= TASK DESCRIPTION =
Copy the records that follow exactly as written, but not their pictures.

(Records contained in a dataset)
--- BEGIN ---
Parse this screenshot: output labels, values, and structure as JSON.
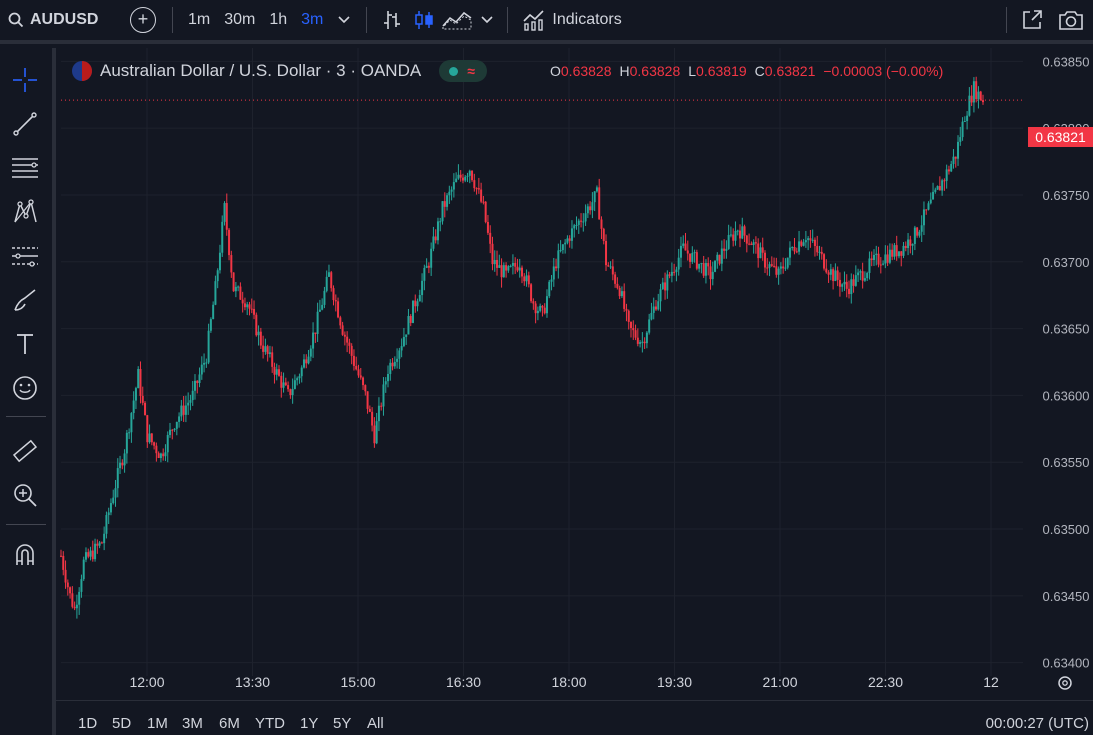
{
  "toolbar": {
    "symbol": "AUDUSD",
    "intervals": [
      "1m",
      "30m",
      "1h",
      "3m"
    ],
    "active_interval": "3m",
    "indicators_label": "Indicators"
  },
  "legend": {
    "title": "Australian Dollar / U.S. Dollar · 3 · OANDA",
    "o_label": "O",
    "o": "0.63828",
    "h_label": "H",
    "h": "0.63828",
    "l_label": "L",
    "l": "0.63819",
    "c_label": "C",
    "c": "0.63821",
    "change": "−0.00003 (−0.00%)"
  },
  "price_axis": {
    "labels": [
      "0.63850",
      "0.63800",
      "0.63750",
      "0.63700",
      "0.63650",
      "0.63600",
      "0.63550",
      "0.63500",
      "0.63450",
      "0.63400"
    ],
    "last_price": "0.63821"
  },
  "time_axis": {
    "labels": [
      "12:00",
      "13:30",
      "15:00",
      "16:30",
      "18:00",
      "19:30",
      "21:00",
      "22:30",
      "12"
    ]
  },
  "ranges": [
    "1D",
    "5D",
    "1M",
    "3M",
    "6M",
    "YTD",
    "1Y",
    "5Y",
    "All"
  ],
  "clock": "00:00:27 (UTC)",
  "colors": {
    "up": "#26a69a",
    "down": "#f23645",
    "bg": "#131722",
    "accent": "#2962ff"
  },
  "chart_data": {
    "type": "candlestick-line",
    "ylim": [
      0.6339,
      0.6386
    ],
    "x_labels": [
      "12:00",
      "13:30",
      "15:00",
      "16:30",
      "18:00",
      "19:30",
      "21:00",
      "22:30",
      "12"
    ],
    "anchors": [
      [
        0,
        0.6348
      ],
      [
        4,
        0.6345
      ],
      [
        6,
        0.6344
      ],
      [
        10,
        0.63475
      ],
      [
        18,
        0.6349
      ],
      [
        22,
        0.6352
      ],
      [
        28,
        0.6356
      ],
      [
        34,
        0.63615
      ],
      [
        38,
        0.6357
      ],
      [
        44,
        0.63555
      ],
      [
        50,
        0.6358
      ],
      [
        58,
        0.636
      ],
      [
        64,
        0.6363
      ],
      [
        68,
        0.6368
      ],
      [
        72,
        0.6374
      ],
      [
        76,
        0.6368
      ],
      [
        82,
        0.6367
      ],
      [
        88,
        0.6364
      ],
      [
        94,
        0.6362
      ],
      [
        100,
        0.636
      ],
      [
        106,
        0.6362
      ],
      [
        112,
        0.6365
      ],
      [
        118,
        0.6369
      ],
      [
        124,
        0.6365
      ],
      [
        128,
        0.6363
      ],
      [
        134,
        0.636
      ],
      [
        138,
        0.6357
      ],
      [
        144,
        0.6362
      ],
      [
        150,
        0.6364
      ],
      [
        156,
        0.6367
      ],
      [
        162,
        0.637
      ],
      [
        168,
        0.6374
      ],
      [
        174,
        0.6376
      ],
      [
        180,
        0.6377
      ],
      [
        186,
        0.6374
      ],
      [
        190,
        0.637
      ],
      [
        196,
        0.6369
      ],
      [
        202,
        0.637
      ],
      [
        208,
        0.6367
      ],
      [
        212,
        0.6366
      ],
      [
        218,
        0.637
      ],
      [
        224,
        0.6372
      ],
      [
        230,
        0.63735
      ],
      [
        236,
        0.6375
      ],
      [
        240,
        0.637
      ],
      [
        246,
        0.6368
      ],
      [
        250,
        0.6365
      ],
      [
        256,
        0.6364
      ],
      [
        262,
        0.6367
      ],
      [
        268,
        0.6369
      ],
      [
        274,
        0.6371
      ],
      [
        280,
        0.637
      ],
      [
        286,
        0.6369
      ],
      [
        292,
        0.6371
      ],
      [
        298,
        0.63725
      ],
      [
        304,
        0.63715
      ],
      [
        310,
        0.637
      ],
      [
        316,
        0.6369
      ],
      [
        322,
        0.6371
      ],
      [
        328,
        0.6372
      ],
      [
        334,
        0.63705
      ],
      [
        340,
        0.6369
      ],
      [
        346,
        0.6368
      ],
      [
        352,
        0.6369
      ],
      [
        358,
        0.637
      ],
      [
        364,
        0.63705
      ],
      [
        370,
        0.6371
      ],
      [
        376,
        0.6372
      ],
      [
        382,
        0.6374
      ],
      [
        388,
        0.6376
      ],
      [
        394,
        0.6378
      ],
      [
        398,
        0.6381
      ],
      [
        402,
        0.6383
      ],
      [
        406,
        0.63821
      ]
    ]
  }
}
--- END ---
= PROBLEM SOLUTION =
Parse this screenshot: output labels, values, and structure as JSON.
{
  "toolbar": {
    "symbol": "AUDUSD",
    "intervals": [
      "1m",
      "30m",
      "1h",
      "3m"
    ],
    "active_interval": "3m",
    "indicators_label": "Indicators"
  },
  "legend": {
    "title": "Australian Dollar / U.S. Dollar · 3 · OANDA",
    "o_label": "O",
    "o": "0.63828",
    "h_label": "H",
    "h": "0.63828",
    "l_label": "L",
    "l": "0.63819",
    "c_label": "C",
    "c": "0.63821",
    "change": "−0.00003 (−0.00%)"
  },
  "price_axis": {
    "labels": [
      "0.63850",
      "0.63800",
      "0.63750",
      "0.63700",
      "0.63650",
      "0.63600",
      "0.63550",
      "0.63500",
      "0.63450",
      "0.63400"
    ],
    "last_price": "0.63821"
  },
  "time_axis": {
    "labels": [
      "12:00",
      "13:30",
      "15:00",
      "16:30",
      "18:00",
      "19:30",
      "21:00",
      "22:30",
      "12"
    ]
  },
  "ranges": [
    "1D",
    "5D",
    "1M",
    "3M",
    "6M",
    "YTD",
    "1Y",
    "5Y",
    "All"
  ],
  "clock": "00:00:27 (UTC)",
  "colors": {
    "up": "#26a69a",
    "down": "#f23645",
    "bg": "#131722",
    "accent": "#2962ff"
  },
  "chart_data": {
    "type": "candlestick-line",
    "ylim": [
      0.6339,
      0.6386
    ],
    "x_labels": [
      "12:00",
      "13:30",
      "15:00",
      "16:30",
      "18:00",
      "19:30",
      "21:00",
      "22:30",
      "12"
    ],
    "anchors": [
      [
        0,
        0.6348
      ],
      [
        4,
        0.6345
      ],
      [
        6,
        0.6344
      ],
      [
        10,
        0.63475
      ],
      [
        18,
        0.6349
      ],
      [
        22,
        0.6352
      ],
      [
        28,
        0.6356
      ],
      [
        34,
        0.63615
      ],
      [
        38,
        0.6357
      ],
      [
        44,
        0.63555
      ],
      [
        50,
        0.6358
      ],
      [
        58,
        0.636
      ],
      [
        64,
        0.6363
      ],
      [
        68,
        0.6368
      ],
      [
        72,
        0.6374
      ],
      [
        76,
        0.6368
      ],
      [
        82,
        0.6367
      ],
      [
        88,
        0.6364
      ],
      [
        94,
        0.6362
      ],
      [
        100,
        0.636
      ],
      [
        106,
        0.6362
      ],
      [
        112,
        0.6365
      ],
      [
        118,
        0.6369
      ],
      [
        124,
        0.6365
      ],
      [
        128,
        0.6363
      ],
      [
        134,
        0.636
      ],
      [
        138,
        0.6357
      ],
      [
        144,
        0.6362
      ],
      [
        150,
        0.6364
      ],
      [
        156,
        0.6367
      ],
      [
        162,
        0.637
      ],
      [
        168,
        0.6374
      ],
      [
        174,
        0.6376
      ],
      [
        180,
        0.6377
      ],
      [
        186,
        0.6374
      ],
      [
        190,
        0.637
      ],
      [
        196,
        0.6369
      ],
      [
        202,
        0.637
      ],
      [
        208,
        0.6367
      ],
      [
        212,
        0.6366
      ],
      [
        218,
        0.637
      ],
      [
        224,
        0.6372
      ],
      [
        230,
        0.63735
      ],
      [
        236,
        0.6375
      ],
      [
        240,
        0.637
      ],
      [
        246,
        0.6368
      ],
      [
        250,
        0.6365
      ],
      [
        256,
        0.6364
      ],
      [
        262,
        0.6367
      ],
      [
        268,
        0.6369
      ],
      [
        274,
        0.6371
      ],
      [
        280,
        0.637
      ],
      [
        286,
        0.6369
      ],
      [
        292,
        0.6371
      ],
      [
        298,
        0.63725
      ],
      [
        304,
        0.63715
      ],
      [
        310,
        0.637
      ],
      [
        316,
        0.6369
      ],
      [
        322,
        0.6371
      ],
      [
        328,
        0.6372
      ],
      [
        334,
        0.63705
      ],
      [
        340,
        0.6369
      ],
      [
        346,
        0.6368
      ],
      [
        352,
        0.6369
      ],
      [
        358,
        0.637
      ],
      [
        364,
        0.63705
      ],
      [
        370,
        0.6371
      ],
      [
        376,
        0.6372
      ],
      [
        382,
        0.6374
      ],
      [
        388,
        0.6376
      ],
      [
        394,
        0.6378
      ],
      [
        398,
        0.6381
      ],
      [
        402,
        0.6383
      ],
      [
        406,
        0.63821
      ]
    ]
  }
}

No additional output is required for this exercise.